Give only the number of lines where "representation" occurs.
**** Entries ****
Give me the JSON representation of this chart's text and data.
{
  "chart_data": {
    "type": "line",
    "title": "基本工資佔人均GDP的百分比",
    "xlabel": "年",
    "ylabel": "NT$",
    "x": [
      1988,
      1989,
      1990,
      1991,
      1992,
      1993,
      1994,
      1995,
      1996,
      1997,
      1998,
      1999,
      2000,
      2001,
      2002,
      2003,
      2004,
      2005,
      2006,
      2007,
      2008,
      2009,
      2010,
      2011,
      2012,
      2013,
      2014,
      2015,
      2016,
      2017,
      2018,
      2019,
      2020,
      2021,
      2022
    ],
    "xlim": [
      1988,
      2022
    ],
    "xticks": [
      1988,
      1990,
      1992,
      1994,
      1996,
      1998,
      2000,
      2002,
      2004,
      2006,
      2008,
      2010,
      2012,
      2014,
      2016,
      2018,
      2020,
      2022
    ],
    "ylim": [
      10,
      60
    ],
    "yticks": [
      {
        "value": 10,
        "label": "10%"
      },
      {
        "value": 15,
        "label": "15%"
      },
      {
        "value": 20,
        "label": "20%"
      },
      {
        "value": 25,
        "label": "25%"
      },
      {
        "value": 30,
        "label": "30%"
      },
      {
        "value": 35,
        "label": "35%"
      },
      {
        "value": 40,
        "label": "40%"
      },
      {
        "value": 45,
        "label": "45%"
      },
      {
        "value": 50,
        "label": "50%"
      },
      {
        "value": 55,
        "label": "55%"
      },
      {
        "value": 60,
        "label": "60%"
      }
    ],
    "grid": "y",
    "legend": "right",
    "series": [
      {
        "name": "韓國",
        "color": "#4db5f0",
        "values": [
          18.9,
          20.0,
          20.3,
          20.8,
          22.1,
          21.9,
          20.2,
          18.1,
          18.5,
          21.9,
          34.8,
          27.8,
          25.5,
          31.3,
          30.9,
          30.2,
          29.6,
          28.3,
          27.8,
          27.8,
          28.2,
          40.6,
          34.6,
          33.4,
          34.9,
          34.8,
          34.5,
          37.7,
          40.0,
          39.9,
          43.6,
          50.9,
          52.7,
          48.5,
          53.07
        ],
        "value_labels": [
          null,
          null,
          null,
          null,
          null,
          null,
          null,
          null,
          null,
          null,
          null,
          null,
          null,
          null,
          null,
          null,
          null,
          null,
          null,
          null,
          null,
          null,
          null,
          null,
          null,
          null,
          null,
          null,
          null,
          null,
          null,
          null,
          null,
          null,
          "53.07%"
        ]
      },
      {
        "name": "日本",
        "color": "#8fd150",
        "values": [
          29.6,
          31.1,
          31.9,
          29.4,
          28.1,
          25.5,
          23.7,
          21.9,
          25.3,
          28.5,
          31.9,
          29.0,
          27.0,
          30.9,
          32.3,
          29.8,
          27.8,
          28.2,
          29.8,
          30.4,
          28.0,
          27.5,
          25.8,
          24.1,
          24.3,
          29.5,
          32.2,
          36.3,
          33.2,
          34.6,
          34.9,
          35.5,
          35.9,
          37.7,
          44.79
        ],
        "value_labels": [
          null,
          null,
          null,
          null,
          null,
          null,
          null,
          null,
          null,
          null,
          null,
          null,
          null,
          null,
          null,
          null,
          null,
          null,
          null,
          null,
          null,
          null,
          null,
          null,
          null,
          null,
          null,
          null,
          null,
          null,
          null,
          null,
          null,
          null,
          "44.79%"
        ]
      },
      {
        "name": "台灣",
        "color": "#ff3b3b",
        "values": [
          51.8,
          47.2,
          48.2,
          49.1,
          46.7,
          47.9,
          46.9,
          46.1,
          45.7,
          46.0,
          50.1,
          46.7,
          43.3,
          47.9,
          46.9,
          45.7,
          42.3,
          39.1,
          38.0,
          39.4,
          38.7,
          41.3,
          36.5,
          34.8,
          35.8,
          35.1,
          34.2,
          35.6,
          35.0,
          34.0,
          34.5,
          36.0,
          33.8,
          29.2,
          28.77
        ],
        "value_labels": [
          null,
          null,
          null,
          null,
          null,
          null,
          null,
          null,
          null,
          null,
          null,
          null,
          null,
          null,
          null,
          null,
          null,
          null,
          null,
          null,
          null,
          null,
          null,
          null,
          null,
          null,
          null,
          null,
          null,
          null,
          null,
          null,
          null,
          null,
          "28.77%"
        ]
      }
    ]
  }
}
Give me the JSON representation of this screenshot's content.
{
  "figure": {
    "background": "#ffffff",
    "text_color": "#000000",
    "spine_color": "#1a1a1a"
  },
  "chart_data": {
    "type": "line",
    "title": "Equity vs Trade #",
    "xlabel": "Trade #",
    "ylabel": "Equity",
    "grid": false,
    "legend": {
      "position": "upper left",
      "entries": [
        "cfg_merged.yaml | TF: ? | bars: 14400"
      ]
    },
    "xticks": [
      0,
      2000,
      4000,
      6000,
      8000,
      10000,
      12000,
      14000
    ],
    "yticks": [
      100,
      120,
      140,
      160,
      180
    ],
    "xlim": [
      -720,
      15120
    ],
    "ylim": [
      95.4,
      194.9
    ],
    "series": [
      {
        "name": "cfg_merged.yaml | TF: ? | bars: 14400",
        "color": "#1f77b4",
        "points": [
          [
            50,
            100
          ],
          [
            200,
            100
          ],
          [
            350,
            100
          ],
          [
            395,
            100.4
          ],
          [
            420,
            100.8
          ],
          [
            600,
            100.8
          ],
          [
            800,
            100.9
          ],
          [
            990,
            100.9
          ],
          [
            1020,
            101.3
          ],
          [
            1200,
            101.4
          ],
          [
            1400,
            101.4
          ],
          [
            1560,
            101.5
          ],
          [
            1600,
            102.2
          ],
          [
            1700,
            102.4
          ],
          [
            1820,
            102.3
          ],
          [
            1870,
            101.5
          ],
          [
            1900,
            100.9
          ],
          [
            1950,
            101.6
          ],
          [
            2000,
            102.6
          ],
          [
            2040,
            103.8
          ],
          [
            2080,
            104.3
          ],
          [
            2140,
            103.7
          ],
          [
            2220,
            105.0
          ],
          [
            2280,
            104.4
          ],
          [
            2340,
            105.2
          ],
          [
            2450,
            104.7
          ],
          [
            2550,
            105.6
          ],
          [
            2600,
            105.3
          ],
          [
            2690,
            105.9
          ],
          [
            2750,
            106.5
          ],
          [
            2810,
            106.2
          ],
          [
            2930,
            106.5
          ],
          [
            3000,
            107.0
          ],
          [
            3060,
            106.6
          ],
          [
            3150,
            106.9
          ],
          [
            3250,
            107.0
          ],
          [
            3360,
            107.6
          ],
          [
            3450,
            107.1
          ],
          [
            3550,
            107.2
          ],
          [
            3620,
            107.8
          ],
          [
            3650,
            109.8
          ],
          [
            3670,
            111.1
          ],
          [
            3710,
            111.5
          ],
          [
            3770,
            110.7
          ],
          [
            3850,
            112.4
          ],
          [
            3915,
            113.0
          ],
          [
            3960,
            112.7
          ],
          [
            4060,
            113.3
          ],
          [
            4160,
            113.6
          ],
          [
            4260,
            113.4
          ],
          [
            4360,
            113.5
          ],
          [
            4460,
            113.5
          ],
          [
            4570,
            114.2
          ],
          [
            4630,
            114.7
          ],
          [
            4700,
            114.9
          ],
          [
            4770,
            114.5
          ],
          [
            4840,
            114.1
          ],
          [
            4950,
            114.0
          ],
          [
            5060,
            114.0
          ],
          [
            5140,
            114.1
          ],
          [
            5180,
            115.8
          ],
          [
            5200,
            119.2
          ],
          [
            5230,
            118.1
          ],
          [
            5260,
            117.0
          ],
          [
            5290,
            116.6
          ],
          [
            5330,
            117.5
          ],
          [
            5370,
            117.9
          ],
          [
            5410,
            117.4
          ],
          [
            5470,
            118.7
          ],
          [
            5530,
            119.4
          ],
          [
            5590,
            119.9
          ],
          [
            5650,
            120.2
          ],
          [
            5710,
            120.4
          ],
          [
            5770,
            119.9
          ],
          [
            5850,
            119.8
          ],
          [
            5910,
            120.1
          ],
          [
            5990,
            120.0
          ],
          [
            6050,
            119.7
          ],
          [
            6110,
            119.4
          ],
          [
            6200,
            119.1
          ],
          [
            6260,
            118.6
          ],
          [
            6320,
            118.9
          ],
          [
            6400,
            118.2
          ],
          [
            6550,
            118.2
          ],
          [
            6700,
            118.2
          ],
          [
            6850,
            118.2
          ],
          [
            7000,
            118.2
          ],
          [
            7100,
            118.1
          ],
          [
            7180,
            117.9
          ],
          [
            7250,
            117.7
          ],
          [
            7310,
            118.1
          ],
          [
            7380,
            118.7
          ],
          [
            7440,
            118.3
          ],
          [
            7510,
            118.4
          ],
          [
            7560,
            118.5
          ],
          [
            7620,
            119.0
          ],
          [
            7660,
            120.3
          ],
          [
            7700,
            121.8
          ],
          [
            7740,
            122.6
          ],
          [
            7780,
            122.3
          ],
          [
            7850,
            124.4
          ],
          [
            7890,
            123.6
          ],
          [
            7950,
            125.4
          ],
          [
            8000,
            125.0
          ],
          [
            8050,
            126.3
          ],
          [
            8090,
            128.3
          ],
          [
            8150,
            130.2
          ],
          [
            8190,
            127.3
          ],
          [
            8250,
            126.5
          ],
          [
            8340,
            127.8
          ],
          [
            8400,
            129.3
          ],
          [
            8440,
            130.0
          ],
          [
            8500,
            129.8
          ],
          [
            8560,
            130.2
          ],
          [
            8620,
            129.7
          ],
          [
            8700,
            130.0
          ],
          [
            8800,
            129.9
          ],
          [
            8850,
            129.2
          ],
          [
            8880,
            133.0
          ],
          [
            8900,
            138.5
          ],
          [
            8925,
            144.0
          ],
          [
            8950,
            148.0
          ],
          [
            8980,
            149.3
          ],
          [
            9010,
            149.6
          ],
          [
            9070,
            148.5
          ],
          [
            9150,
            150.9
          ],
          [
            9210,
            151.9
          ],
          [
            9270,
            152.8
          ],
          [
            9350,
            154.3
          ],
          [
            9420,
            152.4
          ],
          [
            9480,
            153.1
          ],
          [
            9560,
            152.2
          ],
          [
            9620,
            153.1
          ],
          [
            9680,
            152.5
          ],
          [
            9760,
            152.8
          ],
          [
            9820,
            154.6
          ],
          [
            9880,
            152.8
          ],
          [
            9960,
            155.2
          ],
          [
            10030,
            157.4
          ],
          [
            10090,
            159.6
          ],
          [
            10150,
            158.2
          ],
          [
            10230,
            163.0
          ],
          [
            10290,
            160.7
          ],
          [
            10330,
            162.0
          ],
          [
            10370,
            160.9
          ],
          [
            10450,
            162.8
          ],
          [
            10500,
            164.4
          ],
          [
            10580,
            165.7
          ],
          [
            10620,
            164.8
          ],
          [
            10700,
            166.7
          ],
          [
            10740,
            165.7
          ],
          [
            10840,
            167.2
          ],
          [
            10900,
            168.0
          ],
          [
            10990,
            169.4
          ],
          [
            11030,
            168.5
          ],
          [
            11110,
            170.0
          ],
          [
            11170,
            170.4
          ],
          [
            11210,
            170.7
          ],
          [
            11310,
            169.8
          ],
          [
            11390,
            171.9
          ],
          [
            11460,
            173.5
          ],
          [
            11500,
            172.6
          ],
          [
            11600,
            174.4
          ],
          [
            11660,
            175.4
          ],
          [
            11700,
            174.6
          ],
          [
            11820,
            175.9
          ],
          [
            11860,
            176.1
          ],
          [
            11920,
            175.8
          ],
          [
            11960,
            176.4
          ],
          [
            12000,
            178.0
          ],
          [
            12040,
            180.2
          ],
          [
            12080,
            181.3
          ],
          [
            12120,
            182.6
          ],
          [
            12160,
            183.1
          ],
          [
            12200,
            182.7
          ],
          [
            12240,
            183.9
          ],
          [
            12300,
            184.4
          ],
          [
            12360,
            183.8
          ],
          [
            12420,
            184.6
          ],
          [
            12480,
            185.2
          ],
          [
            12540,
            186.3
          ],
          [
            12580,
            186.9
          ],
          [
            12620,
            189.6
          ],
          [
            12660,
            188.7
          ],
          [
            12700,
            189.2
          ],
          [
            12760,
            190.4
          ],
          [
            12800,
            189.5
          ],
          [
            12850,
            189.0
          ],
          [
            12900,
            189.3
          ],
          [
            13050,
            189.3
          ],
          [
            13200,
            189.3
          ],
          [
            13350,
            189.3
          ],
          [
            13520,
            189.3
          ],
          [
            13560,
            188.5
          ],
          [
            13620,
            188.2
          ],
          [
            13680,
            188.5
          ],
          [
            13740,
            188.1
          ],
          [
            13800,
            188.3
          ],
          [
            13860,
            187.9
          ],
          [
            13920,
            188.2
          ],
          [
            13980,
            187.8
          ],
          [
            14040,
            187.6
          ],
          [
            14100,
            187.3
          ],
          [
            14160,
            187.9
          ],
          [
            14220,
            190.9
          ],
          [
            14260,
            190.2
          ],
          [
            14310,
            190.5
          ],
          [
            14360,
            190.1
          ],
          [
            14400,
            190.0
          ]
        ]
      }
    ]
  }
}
****
» Response to this task
2